◆ Work to complete:
Check each line of the listing for the word "tirzepatide" and report how many lines contain it, giving nothing but the number.

[[ Data to process open ]]

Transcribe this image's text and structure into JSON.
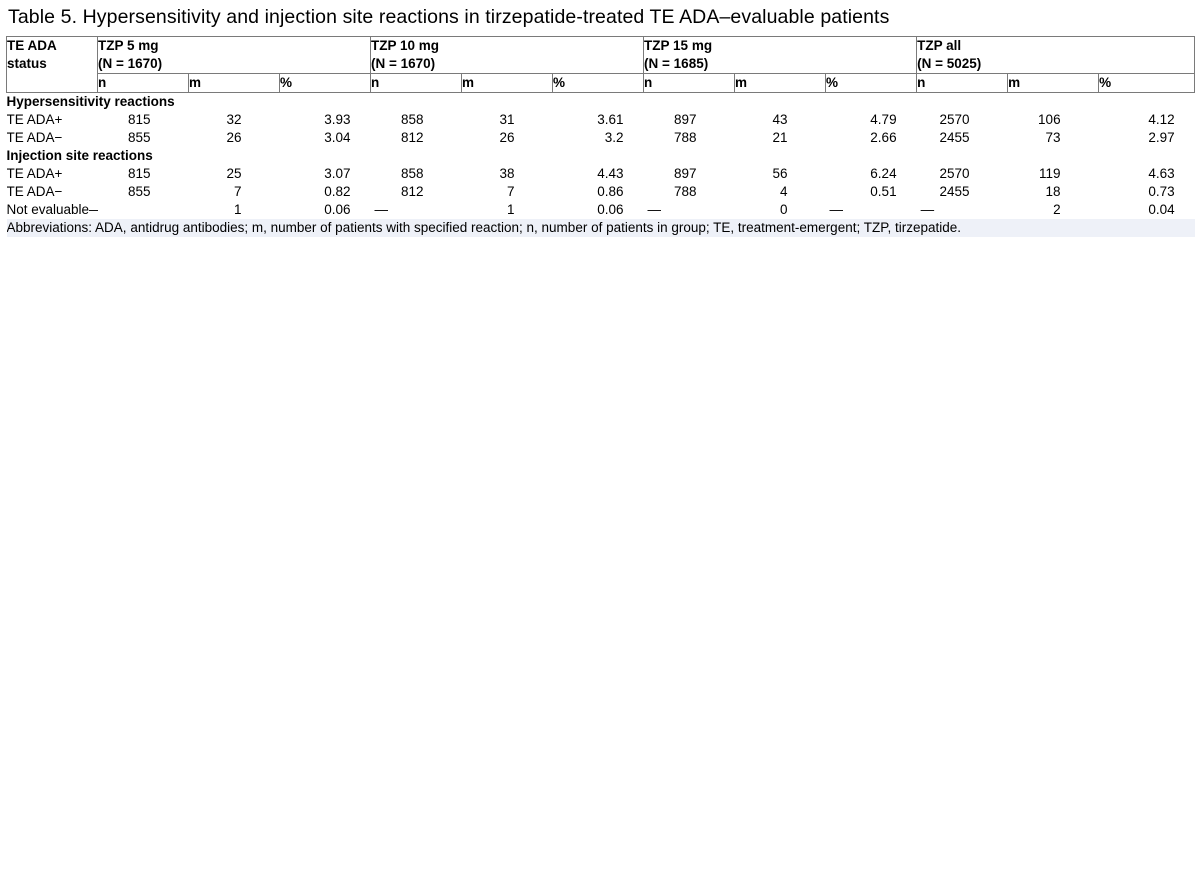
{
  "title": "Table 5. Hypersensitivity and injection site reactions in tirzepatide-treated TE ADA–evaluable patients",
  "header": {
    "status_label": [
      "TE ADA",
      "status"
    ],
    "groups": [
      {
        "name": "TZP 5 mg",
        "n": "(N = 1670)"
      },
      {
        "name": "TZP 10 mg",
        "n": "(N = 1670)"
      },
      {
        "name": "TZP 15 mg",
        "n": "(N = 1685)"
      },
      {
        "name": "TZP all",
        "n": "(N = 5025)"
      }
    ],
    "subcols": [
      "n",
      "m",
      "%"
    ]
  },
  "sections": [
    {
      "label": "Hypersensitivity reactions",
      "rows": [
        {
          "status": "TE ADA+",
          "cells": [
            "815",
            "32",
            "3.93",
            "858",
            "31",
            "3.61",
            "897",
            "43",
            "4.79",
            "2570",
            "106",
            "4.12"
          ]
        },
        {
          "status": "TE ADA−",
          "cells": [
            "855",
            "26",
            "3.04",
            "812",
            "26",
            "3.2",
            "788",
            "21",
            "2.66",
            "2455",
            "73",
            "2.97"
          ]
        }
      ]
    },
    {
      "label": "Injection site reactions",
      "rows": [
        {
          "status": "TE ADA+",
          "cells": [
            "815",
            "25",
            "3.07",
            "858",
            "38",
            "4.43",
            "897",
            "56",
            "6.24",
            "2570",
            "119",
            "4.63"
          ]
        },
        {
          "status": "TE ADA−",
          "cells": [
            "855",
            "7",
            "0.82",
            "812",
            "7",
            "0.86",
            "788",
            "4",
            "0.51",
            "2455",
            "18",
            "0.73"
          ]
        },
        {
          "status": "Not evaluable—",
          "cells": [
            "",
            "1",
            "0.06",
            "—",
            "1",
            "0.06",
            "—",
            "0",
            "—",
            "—",
            "2",
            "0.04"
          ]
        }
      ]
    }
  ],
  "footnote": "Abbreviations: ADA, antidrug antibodies; m, number of patients with specified reaction; n, number of patients in group; TE, treatment-emergent; TZP, tirzepatide."
}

[[ Data to process closed ]]

◆ Response area:
2